>> begin

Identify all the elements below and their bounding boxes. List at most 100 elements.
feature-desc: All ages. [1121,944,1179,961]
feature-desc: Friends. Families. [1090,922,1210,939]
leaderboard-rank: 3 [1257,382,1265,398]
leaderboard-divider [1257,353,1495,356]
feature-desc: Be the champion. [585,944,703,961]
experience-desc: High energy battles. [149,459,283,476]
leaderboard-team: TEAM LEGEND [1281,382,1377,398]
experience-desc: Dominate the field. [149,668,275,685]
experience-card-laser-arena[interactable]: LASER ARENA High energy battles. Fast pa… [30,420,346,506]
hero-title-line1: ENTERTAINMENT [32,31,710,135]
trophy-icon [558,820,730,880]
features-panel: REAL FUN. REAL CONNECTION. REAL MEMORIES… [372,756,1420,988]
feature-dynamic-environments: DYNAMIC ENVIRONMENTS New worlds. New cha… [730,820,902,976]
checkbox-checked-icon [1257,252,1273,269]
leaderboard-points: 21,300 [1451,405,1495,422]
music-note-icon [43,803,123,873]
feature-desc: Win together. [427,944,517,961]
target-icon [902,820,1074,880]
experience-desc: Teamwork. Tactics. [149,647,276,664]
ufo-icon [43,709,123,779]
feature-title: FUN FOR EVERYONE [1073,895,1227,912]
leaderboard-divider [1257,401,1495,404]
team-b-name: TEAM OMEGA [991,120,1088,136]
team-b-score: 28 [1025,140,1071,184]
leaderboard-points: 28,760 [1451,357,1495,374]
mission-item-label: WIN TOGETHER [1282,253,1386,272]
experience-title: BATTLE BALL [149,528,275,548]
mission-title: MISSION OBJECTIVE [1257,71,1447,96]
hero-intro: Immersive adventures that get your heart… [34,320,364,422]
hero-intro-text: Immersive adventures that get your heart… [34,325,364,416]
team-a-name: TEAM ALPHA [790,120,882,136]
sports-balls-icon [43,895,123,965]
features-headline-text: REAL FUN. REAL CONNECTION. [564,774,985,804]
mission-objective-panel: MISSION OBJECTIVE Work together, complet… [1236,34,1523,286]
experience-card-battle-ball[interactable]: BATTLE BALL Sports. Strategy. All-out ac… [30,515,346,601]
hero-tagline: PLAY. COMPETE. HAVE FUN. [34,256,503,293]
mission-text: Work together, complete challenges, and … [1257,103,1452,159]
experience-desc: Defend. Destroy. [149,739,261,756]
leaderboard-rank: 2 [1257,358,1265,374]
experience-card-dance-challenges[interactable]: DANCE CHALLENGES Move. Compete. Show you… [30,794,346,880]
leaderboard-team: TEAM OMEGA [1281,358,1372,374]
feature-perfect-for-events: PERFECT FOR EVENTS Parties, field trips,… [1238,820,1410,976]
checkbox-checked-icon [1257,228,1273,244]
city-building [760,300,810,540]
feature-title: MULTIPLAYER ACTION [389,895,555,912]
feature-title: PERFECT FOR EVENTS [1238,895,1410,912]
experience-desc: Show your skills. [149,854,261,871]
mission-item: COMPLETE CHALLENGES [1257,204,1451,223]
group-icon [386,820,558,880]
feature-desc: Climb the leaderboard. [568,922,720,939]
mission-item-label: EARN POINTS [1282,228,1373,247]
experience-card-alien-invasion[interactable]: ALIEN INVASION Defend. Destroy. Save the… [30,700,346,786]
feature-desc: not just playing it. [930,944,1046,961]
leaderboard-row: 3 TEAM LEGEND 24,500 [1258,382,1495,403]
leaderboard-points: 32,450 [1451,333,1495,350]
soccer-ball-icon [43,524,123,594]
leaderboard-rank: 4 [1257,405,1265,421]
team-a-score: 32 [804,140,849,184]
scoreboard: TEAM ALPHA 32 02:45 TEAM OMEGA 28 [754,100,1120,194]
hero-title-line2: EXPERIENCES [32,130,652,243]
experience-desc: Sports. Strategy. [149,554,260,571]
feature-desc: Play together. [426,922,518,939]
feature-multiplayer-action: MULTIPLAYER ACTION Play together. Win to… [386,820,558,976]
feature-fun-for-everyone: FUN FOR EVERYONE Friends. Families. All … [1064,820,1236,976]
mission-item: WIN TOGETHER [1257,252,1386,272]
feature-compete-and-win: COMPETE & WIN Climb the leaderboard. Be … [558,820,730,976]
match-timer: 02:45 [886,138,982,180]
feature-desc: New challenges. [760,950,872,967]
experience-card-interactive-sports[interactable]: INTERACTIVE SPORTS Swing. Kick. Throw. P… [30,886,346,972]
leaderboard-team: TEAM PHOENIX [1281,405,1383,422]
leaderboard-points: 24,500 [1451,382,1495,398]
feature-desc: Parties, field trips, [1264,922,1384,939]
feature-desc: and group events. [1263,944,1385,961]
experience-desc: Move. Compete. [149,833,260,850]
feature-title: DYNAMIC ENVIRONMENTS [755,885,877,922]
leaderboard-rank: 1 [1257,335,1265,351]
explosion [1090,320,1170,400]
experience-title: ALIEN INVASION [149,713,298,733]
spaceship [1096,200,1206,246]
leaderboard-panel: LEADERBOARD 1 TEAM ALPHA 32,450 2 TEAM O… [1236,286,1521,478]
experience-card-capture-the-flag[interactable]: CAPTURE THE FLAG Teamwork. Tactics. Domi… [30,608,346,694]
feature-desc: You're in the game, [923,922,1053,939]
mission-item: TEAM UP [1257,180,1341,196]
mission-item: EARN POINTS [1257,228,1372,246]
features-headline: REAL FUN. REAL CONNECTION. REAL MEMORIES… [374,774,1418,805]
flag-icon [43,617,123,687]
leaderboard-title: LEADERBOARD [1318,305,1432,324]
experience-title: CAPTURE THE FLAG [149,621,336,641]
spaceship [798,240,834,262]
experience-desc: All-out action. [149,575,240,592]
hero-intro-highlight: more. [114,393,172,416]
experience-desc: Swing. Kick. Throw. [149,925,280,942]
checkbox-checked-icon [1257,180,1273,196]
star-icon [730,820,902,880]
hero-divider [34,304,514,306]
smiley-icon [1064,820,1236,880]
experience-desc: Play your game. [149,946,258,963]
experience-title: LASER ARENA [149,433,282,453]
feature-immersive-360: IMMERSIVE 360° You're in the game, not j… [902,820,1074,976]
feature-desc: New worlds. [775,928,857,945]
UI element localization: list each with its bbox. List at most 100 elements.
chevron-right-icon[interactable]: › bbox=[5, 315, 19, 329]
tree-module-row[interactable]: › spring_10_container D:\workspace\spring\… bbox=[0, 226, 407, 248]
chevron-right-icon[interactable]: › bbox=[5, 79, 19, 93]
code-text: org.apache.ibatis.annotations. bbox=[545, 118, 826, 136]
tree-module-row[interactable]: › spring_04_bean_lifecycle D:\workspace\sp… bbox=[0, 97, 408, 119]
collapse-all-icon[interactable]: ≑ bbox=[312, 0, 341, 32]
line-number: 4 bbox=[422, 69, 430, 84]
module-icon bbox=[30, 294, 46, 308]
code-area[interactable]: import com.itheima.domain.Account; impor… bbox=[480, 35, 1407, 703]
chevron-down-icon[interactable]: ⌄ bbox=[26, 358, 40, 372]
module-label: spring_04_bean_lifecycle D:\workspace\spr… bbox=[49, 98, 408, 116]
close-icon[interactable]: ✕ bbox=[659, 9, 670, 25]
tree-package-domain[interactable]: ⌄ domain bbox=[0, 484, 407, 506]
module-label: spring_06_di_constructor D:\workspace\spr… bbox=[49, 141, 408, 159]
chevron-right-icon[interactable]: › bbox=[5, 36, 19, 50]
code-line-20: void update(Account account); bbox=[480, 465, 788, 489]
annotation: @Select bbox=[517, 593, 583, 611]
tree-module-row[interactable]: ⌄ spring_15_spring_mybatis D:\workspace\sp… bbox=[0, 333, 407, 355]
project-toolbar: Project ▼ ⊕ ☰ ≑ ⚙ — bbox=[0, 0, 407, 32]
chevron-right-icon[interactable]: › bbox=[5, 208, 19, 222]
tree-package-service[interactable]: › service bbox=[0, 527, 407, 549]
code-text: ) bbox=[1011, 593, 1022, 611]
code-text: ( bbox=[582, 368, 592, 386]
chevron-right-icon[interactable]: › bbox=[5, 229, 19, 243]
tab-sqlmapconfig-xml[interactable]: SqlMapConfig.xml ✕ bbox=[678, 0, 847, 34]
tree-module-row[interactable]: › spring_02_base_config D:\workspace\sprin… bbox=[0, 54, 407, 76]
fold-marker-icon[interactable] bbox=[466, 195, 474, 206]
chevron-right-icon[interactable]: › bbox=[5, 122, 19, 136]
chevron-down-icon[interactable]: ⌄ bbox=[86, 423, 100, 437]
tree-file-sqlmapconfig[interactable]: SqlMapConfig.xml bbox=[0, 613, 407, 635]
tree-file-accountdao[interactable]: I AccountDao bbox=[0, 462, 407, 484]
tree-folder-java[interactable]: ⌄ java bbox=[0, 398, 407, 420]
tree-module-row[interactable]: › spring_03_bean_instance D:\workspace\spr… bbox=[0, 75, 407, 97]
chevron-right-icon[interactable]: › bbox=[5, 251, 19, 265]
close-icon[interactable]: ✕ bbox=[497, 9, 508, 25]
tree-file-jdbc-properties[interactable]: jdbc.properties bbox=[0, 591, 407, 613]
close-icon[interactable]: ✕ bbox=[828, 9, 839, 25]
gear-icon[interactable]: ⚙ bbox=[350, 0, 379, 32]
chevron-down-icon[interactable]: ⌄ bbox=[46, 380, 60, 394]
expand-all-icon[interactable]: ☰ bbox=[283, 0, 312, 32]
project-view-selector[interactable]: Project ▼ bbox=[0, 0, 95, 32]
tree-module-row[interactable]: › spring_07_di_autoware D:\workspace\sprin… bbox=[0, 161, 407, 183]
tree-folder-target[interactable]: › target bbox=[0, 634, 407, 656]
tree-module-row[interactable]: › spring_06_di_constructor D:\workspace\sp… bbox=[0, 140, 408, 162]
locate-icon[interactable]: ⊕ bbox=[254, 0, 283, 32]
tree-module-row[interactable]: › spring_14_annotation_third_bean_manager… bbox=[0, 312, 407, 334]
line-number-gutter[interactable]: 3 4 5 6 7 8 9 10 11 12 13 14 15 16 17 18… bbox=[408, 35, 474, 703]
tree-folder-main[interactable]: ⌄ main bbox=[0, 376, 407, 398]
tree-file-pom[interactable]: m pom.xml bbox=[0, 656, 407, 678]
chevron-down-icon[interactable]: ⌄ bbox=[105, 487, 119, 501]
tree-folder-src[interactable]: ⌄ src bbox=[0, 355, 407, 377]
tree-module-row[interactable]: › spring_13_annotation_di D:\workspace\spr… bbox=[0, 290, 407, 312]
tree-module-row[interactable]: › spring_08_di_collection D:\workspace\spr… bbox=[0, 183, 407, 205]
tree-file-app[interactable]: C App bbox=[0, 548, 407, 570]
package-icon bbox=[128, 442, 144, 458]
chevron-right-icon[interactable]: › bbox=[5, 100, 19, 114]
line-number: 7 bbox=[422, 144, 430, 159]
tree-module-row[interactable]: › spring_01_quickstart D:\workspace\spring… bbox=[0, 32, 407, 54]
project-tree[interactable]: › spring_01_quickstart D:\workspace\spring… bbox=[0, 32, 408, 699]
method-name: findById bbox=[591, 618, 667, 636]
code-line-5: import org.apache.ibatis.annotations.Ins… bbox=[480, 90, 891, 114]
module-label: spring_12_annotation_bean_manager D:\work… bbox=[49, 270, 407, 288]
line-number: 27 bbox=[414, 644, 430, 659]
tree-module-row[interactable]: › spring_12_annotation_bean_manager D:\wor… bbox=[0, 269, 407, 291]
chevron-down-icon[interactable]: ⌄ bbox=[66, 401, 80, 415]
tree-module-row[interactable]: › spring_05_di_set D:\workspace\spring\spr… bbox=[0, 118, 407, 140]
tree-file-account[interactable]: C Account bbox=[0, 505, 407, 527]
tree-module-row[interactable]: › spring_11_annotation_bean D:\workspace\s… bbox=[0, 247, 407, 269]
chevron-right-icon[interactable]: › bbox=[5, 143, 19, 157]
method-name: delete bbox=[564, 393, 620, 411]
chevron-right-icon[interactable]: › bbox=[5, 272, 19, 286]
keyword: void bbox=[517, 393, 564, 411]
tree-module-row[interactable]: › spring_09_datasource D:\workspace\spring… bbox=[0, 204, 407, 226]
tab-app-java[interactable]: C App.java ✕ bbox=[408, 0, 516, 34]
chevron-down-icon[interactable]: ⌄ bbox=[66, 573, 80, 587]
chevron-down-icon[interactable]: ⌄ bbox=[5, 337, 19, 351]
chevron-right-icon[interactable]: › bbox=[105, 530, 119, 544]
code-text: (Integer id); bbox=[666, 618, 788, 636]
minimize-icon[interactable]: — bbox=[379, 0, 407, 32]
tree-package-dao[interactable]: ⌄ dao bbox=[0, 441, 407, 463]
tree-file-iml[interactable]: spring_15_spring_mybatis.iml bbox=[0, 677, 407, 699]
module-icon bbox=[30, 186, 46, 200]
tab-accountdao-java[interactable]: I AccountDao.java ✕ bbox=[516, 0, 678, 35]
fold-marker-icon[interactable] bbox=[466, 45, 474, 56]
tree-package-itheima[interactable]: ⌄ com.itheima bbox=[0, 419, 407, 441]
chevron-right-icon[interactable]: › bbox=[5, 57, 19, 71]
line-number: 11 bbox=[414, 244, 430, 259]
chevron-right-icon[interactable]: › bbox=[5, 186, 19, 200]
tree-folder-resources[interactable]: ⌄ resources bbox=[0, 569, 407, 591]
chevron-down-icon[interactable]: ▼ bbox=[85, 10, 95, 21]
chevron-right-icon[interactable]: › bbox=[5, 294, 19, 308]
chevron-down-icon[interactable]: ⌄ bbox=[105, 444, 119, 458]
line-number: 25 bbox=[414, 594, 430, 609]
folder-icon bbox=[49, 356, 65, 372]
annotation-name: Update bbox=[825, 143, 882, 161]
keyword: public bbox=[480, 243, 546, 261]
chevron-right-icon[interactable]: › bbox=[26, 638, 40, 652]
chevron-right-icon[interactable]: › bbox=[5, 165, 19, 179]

>> end

- [Aim of the task]: Copy the data from its first line through the line containing "leaderboard-rank: 3 [1257,382,1265,398]", inclusive, reproducing each line without any changes.

- [Task result]:
Identify all the elements below and their bounding boxes. List at most 100 elements.
feature-desc: All ages. [1121,944,1179,961]
feature-desc: Friends. Families. [1090,922,1210,939]
leaderboard-rank: 3 [1257,382,1265,398]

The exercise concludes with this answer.